> [Исходный текст]
# # #

Зернами дурры сыт не будешь. Тот же Брэм вспоминает, как однажды его слуга разделывал грифов — больших хищных птиц. Грифы питаются только гнилым мясом и сами отвратительно пахнут. Слуга не мог их разделать для препарирования, пока не догадался набить себе в каждую ноздрю лук. И вот к такому-то мясу подполз только что пригнанный раб и умолял дать ему хотя бы кусочек.

Наконец оставшиеся в живых рабы приходят на побережье — к основному рынку. Сохранились описания этих рынков: «На дрянных рогожах, сплетенных из пальмовой мочалы, сидят темные дети юга, убого одетые, напоказ иностранцу или купцу. Джелляби (продавец), лежа на анкаребе, спокойно покуривает свою трубку и приглашает приходящих осмотреть «эль фар-хат» (молодых зверей). Если посетитель хороший покупщик, то джелляби даже встает, чтобы проводить его туда, где сидят невольники. Тут, не обращая внимания на пол и возраст, заставляет он их показывать зубы, чтобы судить по ним о летах, как это делают в Германии с продаваемыми лошадьми, затем принимать всевозможные положения тела, чтобы показать его гибкость, и, наконец раздеться, чтобы подвергнуть тщательному исследованию какого-нибудь бесчувственного и сластолюбивого варвара…»

# # #

> [Материал]
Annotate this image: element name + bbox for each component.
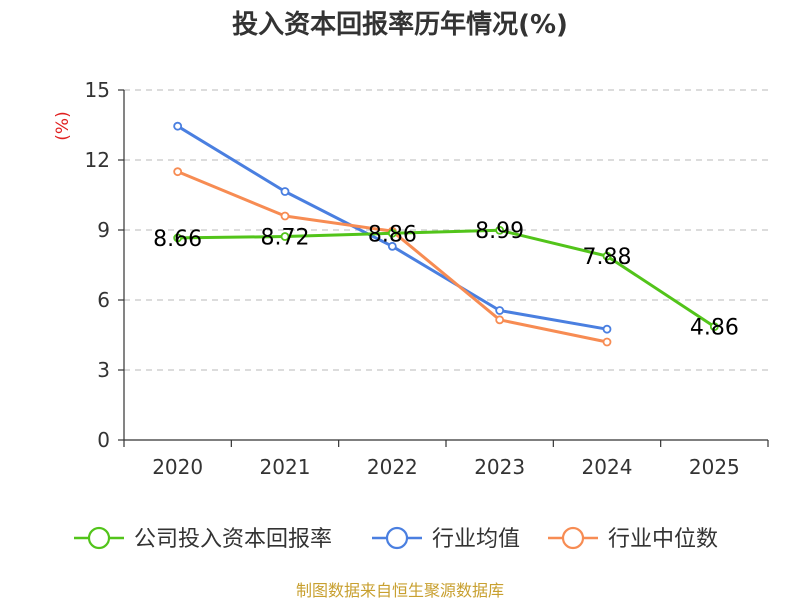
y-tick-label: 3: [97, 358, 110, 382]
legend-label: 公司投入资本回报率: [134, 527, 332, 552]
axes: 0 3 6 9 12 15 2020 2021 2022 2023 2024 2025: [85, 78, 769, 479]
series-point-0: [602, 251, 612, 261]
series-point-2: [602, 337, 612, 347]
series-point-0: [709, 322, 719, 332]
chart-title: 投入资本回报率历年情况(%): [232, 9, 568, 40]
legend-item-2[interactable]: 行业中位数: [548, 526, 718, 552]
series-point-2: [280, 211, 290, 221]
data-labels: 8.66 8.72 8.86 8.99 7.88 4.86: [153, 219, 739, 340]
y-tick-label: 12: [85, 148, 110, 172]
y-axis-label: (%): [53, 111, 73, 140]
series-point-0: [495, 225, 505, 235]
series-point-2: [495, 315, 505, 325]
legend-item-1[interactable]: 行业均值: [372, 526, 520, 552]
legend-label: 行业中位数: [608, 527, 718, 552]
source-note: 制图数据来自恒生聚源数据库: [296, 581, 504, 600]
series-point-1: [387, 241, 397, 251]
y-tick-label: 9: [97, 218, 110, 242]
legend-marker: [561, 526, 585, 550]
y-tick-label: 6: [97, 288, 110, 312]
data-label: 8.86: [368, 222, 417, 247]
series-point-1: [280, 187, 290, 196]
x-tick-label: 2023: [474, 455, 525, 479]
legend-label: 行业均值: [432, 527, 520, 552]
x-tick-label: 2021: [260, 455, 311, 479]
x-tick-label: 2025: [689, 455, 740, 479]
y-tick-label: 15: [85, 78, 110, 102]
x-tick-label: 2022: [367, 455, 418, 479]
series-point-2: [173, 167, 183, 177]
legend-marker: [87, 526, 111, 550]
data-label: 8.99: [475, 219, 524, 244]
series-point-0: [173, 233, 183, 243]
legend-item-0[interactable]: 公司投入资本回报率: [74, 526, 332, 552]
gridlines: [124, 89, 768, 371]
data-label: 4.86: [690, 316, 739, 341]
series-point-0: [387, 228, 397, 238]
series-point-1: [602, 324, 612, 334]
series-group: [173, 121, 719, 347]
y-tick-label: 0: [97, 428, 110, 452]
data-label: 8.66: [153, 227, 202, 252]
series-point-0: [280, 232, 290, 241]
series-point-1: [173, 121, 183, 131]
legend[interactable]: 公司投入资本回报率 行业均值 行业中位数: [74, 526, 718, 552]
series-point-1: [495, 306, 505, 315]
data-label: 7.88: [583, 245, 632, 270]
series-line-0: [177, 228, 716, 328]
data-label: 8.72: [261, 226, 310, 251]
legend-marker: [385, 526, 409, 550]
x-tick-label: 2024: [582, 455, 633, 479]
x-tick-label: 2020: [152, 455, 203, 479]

# # #

> [Задания]
(1) Что, согласно отрывку о работорговле, сделал слуга, чтобы суметь разделать грифов?
(2) Напишите продолжение отрывка о работорговле, начиная после его последнего предложения.

> [Ответы]
(1) Он набил себе в каждую ноздрю лук.

(2)
Постоянные рынки существовали не везде. Часто они возникали внезапно. В устье Гамбии караваны рабов в ожидании кораблей расселялись по деревням и работали на полях, принося добавочную выгоду владельцам. Караваны не особенно велики — слишком много рабов погибло по дороге от голода, усталости, побоев, нападений диких зверей, утонуло при переправах. Ливингстон считал, что до побережья доходил один из пяти, часто один из девяти захваченных рабов. Остальные погибали в дороге.

Наконец в море показались белые паруса. Людские ленты потекли к берегу. Проходит несколько часов, хозяева получили плату от белых купцов, и вот по шатающемуся трапу, спотыкаясь, на судно взбираются невольники. Двое матросов, стоя у трапа, хватают каждого негра за руки. Ловкое движение — и на руках и ногах раба зазвенели кандалы. Окрик, удар бичом — и темный трюм затхлостью и едким запахом встречает негров. Сквозь борт доносятся первые всплески волн, пол под ногами качается. Прощай, родина, прощай, жизнь!